# Extracted information start
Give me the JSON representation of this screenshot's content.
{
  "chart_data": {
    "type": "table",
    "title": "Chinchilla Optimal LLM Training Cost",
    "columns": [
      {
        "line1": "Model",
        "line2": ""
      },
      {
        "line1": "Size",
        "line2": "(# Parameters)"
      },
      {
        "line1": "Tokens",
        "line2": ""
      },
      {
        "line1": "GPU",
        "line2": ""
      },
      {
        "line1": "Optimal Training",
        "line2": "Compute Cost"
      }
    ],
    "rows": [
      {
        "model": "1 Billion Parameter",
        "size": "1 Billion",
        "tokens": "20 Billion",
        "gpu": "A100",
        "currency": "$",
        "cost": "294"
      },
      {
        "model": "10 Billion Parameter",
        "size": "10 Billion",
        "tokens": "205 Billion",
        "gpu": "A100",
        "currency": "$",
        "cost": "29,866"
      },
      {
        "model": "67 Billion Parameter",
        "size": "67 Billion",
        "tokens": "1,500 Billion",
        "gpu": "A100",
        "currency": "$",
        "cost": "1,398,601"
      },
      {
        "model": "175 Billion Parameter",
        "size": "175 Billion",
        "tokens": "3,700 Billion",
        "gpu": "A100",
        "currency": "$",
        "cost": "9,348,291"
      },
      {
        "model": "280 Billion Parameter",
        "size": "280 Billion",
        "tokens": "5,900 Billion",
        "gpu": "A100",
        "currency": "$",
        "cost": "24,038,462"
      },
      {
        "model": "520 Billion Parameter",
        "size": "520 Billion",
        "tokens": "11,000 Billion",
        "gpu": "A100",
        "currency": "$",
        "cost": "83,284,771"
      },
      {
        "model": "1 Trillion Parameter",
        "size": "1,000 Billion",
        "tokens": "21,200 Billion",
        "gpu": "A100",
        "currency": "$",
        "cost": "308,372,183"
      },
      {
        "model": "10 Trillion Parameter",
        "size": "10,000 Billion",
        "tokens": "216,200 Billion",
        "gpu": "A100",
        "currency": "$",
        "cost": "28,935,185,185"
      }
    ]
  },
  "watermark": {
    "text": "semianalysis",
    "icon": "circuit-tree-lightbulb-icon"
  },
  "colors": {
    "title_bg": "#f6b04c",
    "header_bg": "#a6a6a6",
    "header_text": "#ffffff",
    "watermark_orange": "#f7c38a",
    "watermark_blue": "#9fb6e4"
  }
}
# Extracted information end
## Set task
Extract the complete data, matching each line exactly.

## Task solution
Give me the JSON representation of this screenshot's content.
{
  "chart_data": {
    "type": "table",
    "title": "Chinchilla Optimal LLM Training Cost",
    "columns": [
      {
        "line1": "Model",
        "line2": ""
      },
      {
        "line1": "Size",
        "line2": "(# Parameters)"
      },
      {
        "line1": "Tokens",
        "line2": ""
      },
      {
        "line1": "GPU",
        "line2": ""
      },
      {
        "line1": "Optimal Training",
        "line2": "Compute Cost"
      }
    ],
    "rows": [
      {
        "model": "1 Billion Parameter",
        "size": "1 Billion",
        "tokens": "20 Billion",
        "gpu": "A100",
        "currency": "$",
        "cost": "294"
      },
      {
        "model": "10 Billion Parameter",
        "size": "10 Billion",
        "tokens": "205 Billion",
        "gpu": "A100",
        "currency": "$",
        "cost": "29,866"
      },
      {
        "model": "67 Billion Parameter",
        "size": "67 Billion",
        "tokens": "1,500 Billion",
        "gpu": "A100",
        "currency": "$",
        "cost": "1,398,601"
      },
      {
        "model": "175 Billion Parameter",
        "size": "175 Billion",
        "tokens": "3,700 Billion",
        "gpu": "A100",
        "currency": "$",
        "cost": "9,348,291"
      },
      {
        "model": "280 Billion Parameter",
        "size": "280 Billion",
        "tokens": "5,900 Billion",
        "gpu": "A100",
        "currency": "$",
        "cost": "24,038,462"
      },
      {
        "model": "520 Billion Parameter",
        "size": "520 Billion",
        "tokens": "11,000 Billion",
        "gpu": "A100",
        "currency": "$",
        "cost": "83,284,771"
      },
      {
        "model": "1 Trillion Parameter",
        "size": "1,000 Billion",
        "tokens": "21,200 Billion",
        "gpu": "A100",
        "currency": "$",
        "cost": "308,372,183"
      },
      {
        "model": "10 Trillion Parameter",
        "size": "10,000 Billion",
        "tokens": "216,200 Billion",
        "gpu": "A100",
        "currency": "$",
        "cost": "28,935,185,185"
      }
    ]
  },
  "watermark": {
    "text": "semianalysis",
    "icon": "circuit-tree-lightbulb-icon"
  },
  "colors": {
    "title_bg": "#f6b04c",
    "header_bg": "#a6a6a6",
    "header_text": "#ffffff",
    "watermark_orange": "#f7c38a",
    "watermark_blue": "#9fb6e4"
  }
}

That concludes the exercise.